[文章の抜粋]:
☆ ☆ ☆ ☆ ☆

江戸時代の美人画の中で、新たな作風を確立した清長風美人。描いた鳥居清長の人物像を探るとともに、美人画の特徴や周囲に与えた影響などがどのようなものであったか掘り下げていきましょう。
目次
鳥居清長が描いた、すらりとした八頭身美人
清長風美人とは、鳥居清長(とりいきよなが)が描いた美人画の女性の画風を指します。清長風美人は、すらりと身長が高く健康的で8頭身美人が特徴です。のちに活躍する喜多川歌麿をはじめとした人気絵師たちにも、大きな影響を与えたといわれています。
鳥居清長とは
鳥居清長は、江戸時代中期にあたる天明期に活躍した浮世絵師です。鈴木春信、喜多川歌麿、東洲斎写楽、葛飾北斎、歌川広重と並び「六大浮世絵師」の一人としても広く知られています。鳥居清満の門人であり、1767年ごろから鳥居派伝統の技法を用いた細判紅摺絵の役者絵を手掛けています。1775年ごろからは、美人風俗画の揃物や黄表紙など版本の挿絵も精力的に描いていました。
写生技術を高めるべく、鈴木春信や礒田湖竜斎、北尾重政などの画風を学んでいき、写生に基づいた独自の作風を確立していきます。1781年ごろからは、湖竜斎に代わって美人画の第一人者として知られるようになりました。

☆ ☆ ☆ ☆ ☆

画像要素ボックスの記録

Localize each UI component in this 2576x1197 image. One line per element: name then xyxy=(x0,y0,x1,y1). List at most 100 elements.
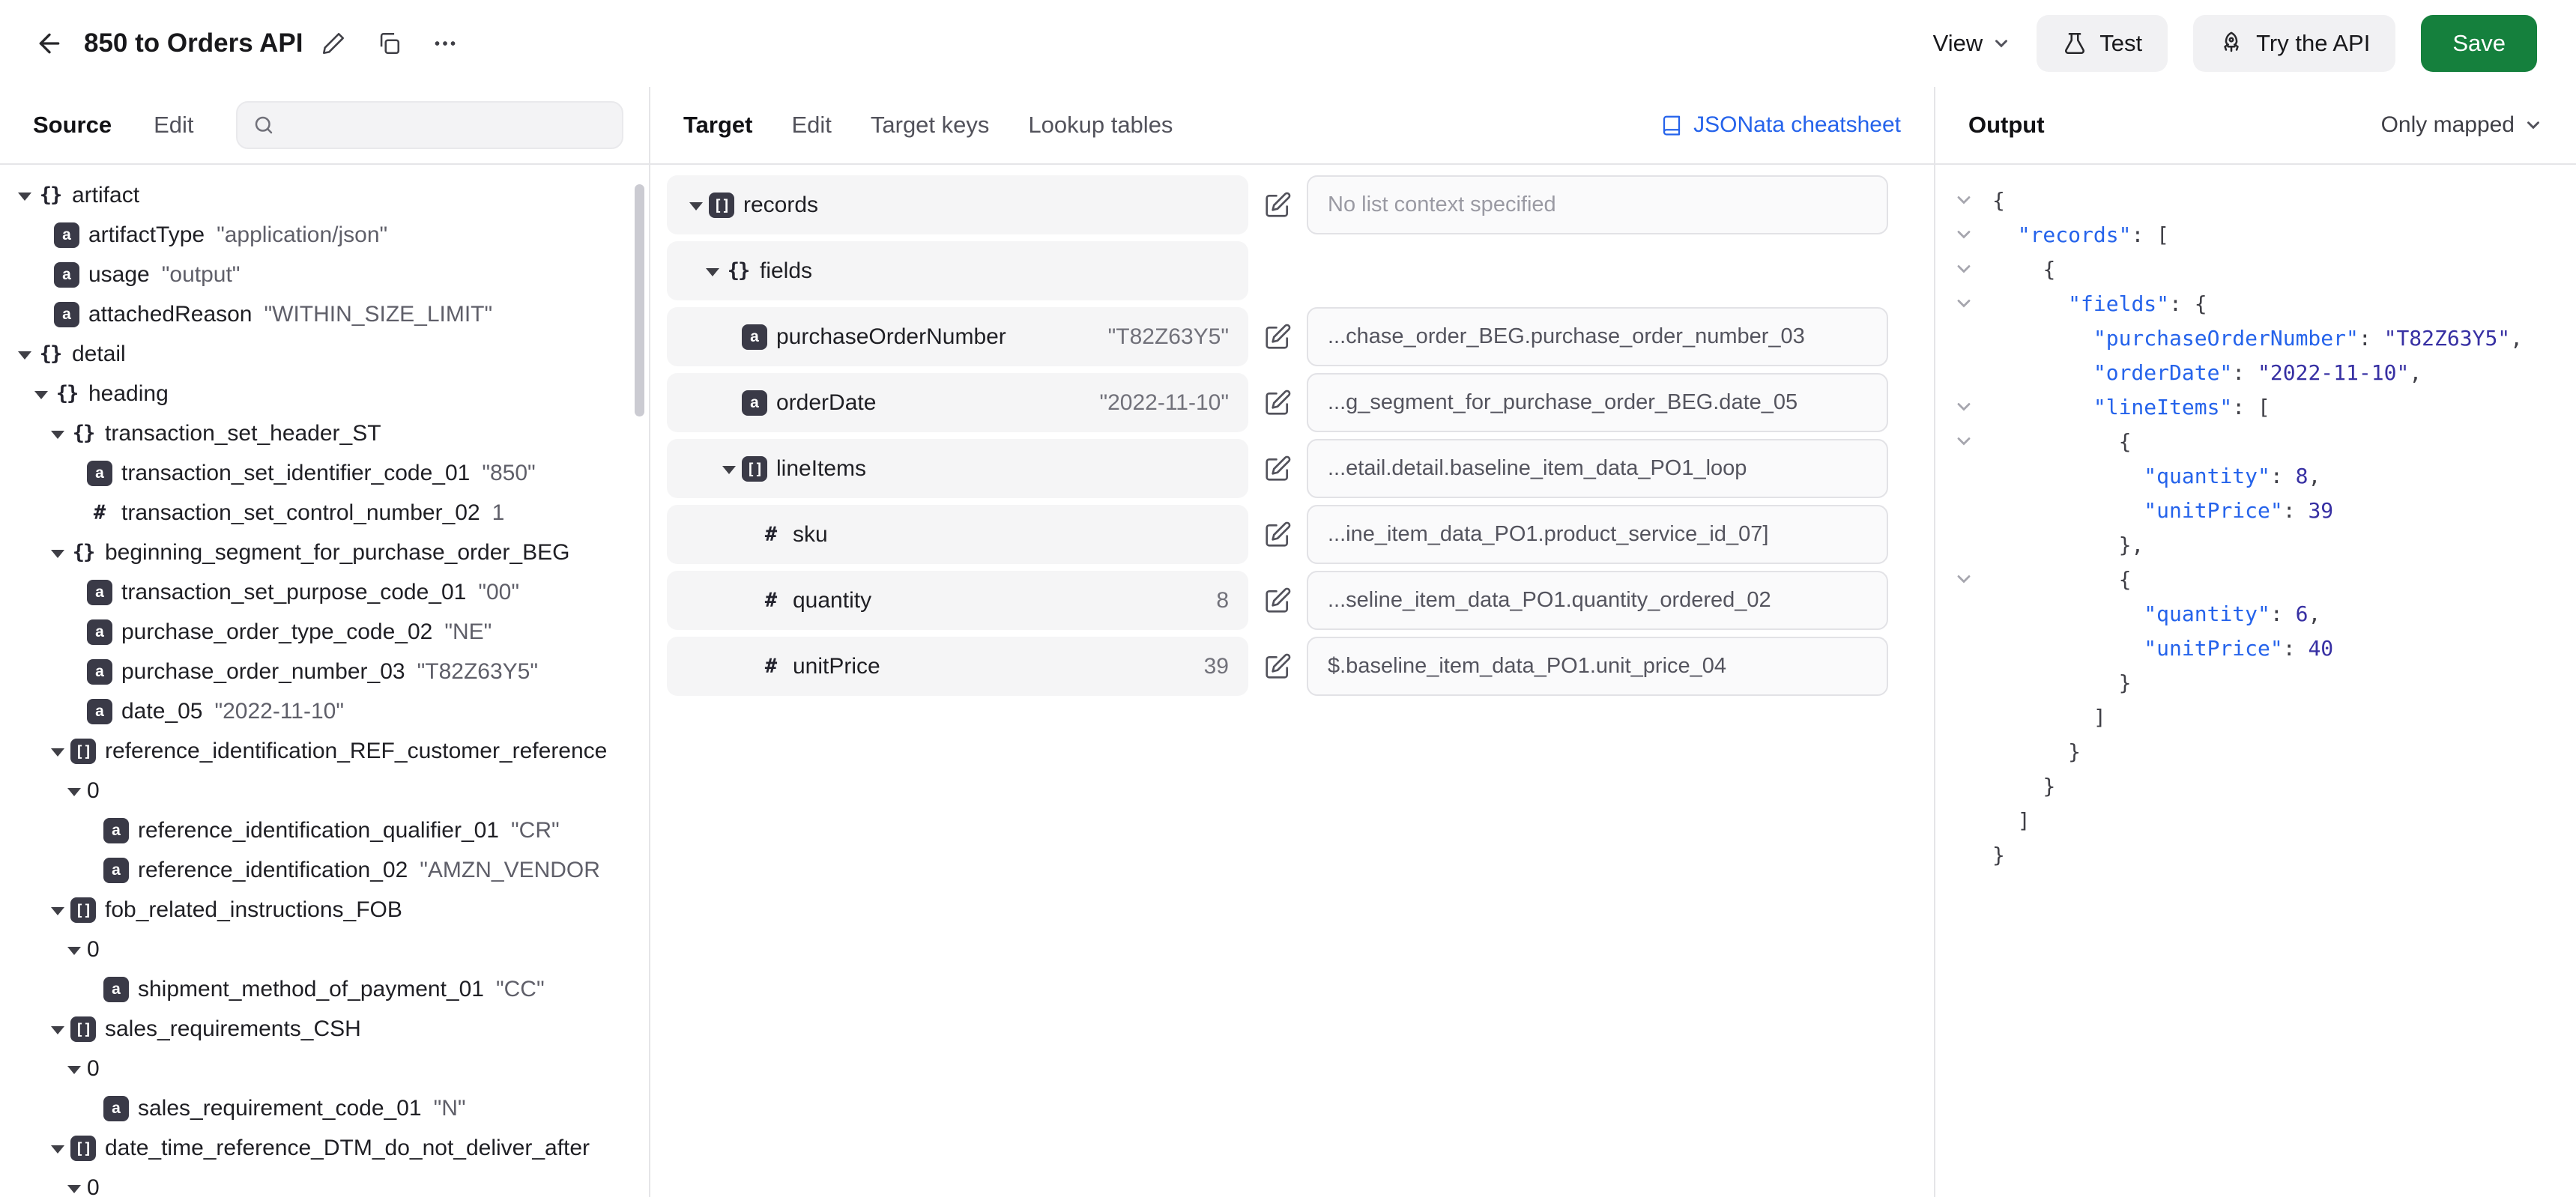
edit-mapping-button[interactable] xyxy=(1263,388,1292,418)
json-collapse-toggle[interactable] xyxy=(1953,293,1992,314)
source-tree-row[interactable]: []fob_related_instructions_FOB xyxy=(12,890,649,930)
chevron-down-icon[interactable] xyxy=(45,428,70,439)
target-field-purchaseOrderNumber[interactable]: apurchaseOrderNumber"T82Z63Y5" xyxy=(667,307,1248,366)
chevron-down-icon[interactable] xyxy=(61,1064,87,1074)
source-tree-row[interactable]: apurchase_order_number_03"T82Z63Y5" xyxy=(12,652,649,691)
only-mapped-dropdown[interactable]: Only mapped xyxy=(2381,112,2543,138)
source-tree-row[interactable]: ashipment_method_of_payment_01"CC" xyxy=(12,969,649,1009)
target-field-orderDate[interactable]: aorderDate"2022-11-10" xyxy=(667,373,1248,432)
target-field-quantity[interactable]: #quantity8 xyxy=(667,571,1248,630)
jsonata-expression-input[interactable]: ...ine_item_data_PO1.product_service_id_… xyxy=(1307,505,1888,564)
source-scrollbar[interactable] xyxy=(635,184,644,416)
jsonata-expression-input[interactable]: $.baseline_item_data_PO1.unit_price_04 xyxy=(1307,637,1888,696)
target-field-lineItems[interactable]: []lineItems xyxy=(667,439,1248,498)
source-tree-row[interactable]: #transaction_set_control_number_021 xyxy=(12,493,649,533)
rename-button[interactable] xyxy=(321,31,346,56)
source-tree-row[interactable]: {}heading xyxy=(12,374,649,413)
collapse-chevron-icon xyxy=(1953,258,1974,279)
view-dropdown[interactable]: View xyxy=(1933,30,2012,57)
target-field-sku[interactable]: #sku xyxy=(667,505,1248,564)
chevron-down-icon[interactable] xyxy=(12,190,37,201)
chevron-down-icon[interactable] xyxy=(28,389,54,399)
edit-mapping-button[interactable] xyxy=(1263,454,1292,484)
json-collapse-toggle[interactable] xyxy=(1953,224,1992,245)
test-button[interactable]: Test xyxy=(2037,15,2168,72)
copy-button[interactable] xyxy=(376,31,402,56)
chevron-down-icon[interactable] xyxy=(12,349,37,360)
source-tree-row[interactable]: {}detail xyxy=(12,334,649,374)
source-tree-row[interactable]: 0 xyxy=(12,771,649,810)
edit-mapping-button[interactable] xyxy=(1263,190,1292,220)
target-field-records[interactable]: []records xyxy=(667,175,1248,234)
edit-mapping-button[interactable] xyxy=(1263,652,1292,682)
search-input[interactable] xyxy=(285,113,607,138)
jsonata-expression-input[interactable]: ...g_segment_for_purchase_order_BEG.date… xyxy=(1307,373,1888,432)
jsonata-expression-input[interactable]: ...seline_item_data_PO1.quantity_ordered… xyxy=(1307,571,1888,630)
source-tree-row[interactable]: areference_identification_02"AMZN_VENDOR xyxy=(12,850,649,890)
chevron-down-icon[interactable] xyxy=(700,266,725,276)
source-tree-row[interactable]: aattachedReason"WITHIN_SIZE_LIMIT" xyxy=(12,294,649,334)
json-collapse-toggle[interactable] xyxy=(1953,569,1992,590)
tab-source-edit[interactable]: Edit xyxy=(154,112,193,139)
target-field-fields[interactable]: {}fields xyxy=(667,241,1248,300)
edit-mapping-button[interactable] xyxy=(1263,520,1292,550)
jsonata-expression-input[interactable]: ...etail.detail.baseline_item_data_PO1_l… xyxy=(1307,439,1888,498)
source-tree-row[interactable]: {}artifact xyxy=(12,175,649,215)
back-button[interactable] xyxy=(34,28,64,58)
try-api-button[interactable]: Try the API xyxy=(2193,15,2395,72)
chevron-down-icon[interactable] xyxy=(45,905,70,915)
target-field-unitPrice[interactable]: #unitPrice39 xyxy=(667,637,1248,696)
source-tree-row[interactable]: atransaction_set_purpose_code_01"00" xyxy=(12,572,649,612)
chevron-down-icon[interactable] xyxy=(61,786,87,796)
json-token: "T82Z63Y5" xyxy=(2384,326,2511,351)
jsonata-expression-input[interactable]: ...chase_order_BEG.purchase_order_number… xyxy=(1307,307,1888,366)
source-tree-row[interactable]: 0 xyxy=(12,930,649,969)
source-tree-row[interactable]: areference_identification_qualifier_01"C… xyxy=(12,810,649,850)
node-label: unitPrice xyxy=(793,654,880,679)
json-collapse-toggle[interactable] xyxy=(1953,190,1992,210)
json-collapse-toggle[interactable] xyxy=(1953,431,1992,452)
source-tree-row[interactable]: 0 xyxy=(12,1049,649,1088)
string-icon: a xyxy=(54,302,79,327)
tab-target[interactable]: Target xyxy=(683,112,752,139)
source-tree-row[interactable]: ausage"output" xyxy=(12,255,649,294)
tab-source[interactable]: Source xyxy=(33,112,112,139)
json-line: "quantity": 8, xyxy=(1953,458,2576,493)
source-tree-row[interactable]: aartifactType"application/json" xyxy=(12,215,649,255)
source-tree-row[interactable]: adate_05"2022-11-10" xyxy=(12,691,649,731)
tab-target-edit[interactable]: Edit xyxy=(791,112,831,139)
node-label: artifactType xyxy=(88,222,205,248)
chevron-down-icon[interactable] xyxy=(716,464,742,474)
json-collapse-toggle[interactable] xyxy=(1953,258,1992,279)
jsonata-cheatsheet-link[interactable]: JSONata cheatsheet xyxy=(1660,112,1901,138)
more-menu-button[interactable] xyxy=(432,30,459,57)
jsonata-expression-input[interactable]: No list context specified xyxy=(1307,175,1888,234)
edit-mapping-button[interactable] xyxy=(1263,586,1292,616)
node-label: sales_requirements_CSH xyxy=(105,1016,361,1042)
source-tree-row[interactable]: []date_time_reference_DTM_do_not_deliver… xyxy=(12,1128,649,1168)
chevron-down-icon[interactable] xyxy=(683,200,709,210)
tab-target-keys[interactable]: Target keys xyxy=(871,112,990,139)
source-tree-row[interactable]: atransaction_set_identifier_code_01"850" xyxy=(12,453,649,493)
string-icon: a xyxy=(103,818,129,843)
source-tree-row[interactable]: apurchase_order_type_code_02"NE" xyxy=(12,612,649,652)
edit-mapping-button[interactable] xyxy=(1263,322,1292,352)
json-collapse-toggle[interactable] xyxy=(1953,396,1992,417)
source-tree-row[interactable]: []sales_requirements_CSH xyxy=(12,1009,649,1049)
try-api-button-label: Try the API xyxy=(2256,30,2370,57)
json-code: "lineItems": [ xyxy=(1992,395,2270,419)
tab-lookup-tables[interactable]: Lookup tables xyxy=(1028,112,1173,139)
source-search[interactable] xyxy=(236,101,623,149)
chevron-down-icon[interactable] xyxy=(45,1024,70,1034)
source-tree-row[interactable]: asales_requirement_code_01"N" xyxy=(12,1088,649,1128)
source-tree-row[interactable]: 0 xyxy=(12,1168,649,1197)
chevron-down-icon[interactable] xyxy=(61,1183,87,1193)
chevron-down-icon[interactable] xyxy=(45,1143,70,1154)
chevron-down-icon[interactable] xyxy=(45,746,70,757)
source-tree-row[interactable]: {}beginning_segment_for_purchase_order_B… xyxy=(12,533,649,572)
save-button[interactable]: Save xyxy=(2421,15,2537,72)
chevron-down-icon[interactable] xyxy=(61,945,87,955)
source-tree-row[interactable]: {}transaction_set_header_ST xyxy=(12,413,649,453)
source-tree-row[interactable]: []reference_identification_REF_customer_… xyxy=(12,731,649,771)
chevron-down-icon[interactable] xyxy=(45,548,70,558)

☆ ☆ ☆ ☆ ☆

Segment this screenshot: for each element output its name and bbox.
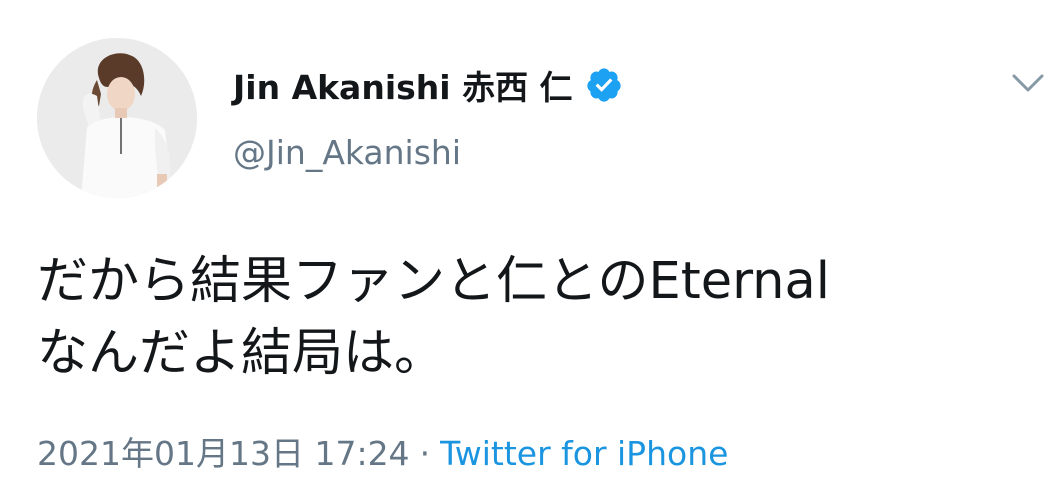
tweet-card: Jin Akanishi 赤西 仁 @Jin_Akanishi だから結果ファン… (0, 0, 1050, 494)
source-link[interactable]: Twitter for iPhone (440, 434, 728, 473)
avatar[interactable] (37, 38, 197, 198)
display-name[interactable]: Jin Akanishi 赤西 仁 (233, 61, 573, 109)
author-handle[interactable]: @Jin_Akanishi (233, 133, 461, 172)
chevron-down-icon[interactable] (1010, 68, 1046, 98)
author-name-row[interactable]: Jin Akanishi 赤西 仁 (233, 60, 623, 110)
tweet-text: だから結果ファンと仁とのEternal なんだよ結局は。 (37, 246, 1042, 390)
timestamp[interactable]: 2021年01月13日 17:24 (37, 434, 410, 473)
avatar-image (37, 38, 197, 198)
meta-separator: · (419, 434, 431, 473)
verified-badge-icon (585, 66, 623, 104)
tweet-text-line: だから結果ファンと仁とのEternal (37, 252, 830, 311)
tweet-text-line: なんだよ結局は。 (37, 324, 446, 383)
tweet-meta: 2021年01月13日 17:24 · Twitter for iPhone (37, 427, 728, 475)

☆ ☆ ☆ ☆ ☆

[取り組む問題]:
**A)** 清長風美人についての文章を読んで、次の問いに答えてください。
(i) 清長風美人の特徴として、何頭身の美人と書かれていますか。
(ii) 鳥居清長は誰の門人ですか。
(iii) 1781年ごろから、清長は誰に代わって美人画の第一人者として知られるようになりましたか。
**B)** 清長風美人についての文章から、「江戸時代の美人画の中で、新た」で始まり「響を与えたといわれています。」まで続く部分を、一字も変えずに抜き出してください。
**C)** 清長風美人についての文章を、最後の文のあとから書き継いでください。

[各問の答え]:
**A)**
(i) 8頭身
(ii) 鳥居清満
(iii) 湖竜斎(礒田湖竜斎)

**B)**
江戸時代の美人画の中で、新たな作風を確立した清長風美人。描いた鳥居清長の人物像を探るとともに、美人画の特徴や周囲に与えた影響などがどのようなものであったか掘り下げていきましょう。
目次
鳥居清長が描いた、すらりとした八頭身美人
清長風美人とは、鳥居清長(とりいきよなが)が描いた美人画の女性の画風を指します。清長風美人は、すらりと身長が高く健康的で8頭身美人が特徴です。のちに活躍する喜多川歌麿をはじめとした人気絵師たちにも、大きな影響を与えたといわれています。

**C)**
師の鳥居清満が亡くなった後に鳥居家4代目を襲名しました。襲名後は、鳥居家の家業である看板絵や番付絵に専念するようになり、一枚絵の製作からは徐々に離れていったのです。しかし、鳥居清長が描いた美人画は、次世代の絵師にも大きな影響を及ぼしており、喜多川歌麿とともに頂点に立つ美人画絵師に位置づけられています。
鳥居清長の描いた美人「清長風美人」
鳥居清長が描く美人画は、これまでの美人画とは一線を画すものでした。鳥居清長が登場するまでの浮世絵の美人画は、菱川師宣風の華麗で優美な美人像が主流でした。しかし、鳥居清長は、より写実的でリアルな美人像を追い求めたのです。すらりと背が高く健康的な8頭身という特徴を持つ清長風美人は、多くの人を魅了し「江戸のヴィーナス(天明のヴィーナス)」とも呼ばれていました。
清長風美人の魅力は写実性だけではなく、表情豊かで自然体な姿も人々の心を惹きつけていました。型にはまったポーズや表情ではなく、江戸時代に暮らす女性の日常的な姿を描いた作品が、多くの人から親しみを抱いてもらえたと考えられるでしょう。自然体を重視していたため、シンプルな着物姿の美人画も多く残されています。現代でも、鳥居清長の美人画は、当時の江戸に住む町人の生活や文化を伝えるための貴重な資料として重宝されています。
清長風美人が描かれた、清長三大揃物
鳥居清長の絶頂期は、1782~1784年頃といわれています。このころに描かれた『当世遊里美人合(とうせいゆうりびじんあわせ)』『風俗東之錦(ふうぞくあずまのにしき)』『美南見十二候(みなみじゅうにこう)』は、清長三大揃物と呼ばれ、高く評価されています。三大揃物は、鳥居清長の最高傑作ともいわれている作品です。人間観察に基づいた人の表情や仕草の描写、巧みな遠近法を活用した風景描写から、鳥居清長の高い技術と感性を垣間見ることが可能な作品といえます。三大揃物の大判図の合計は、48点にもなりますが、版元も不明で、謎の多いシリーズです。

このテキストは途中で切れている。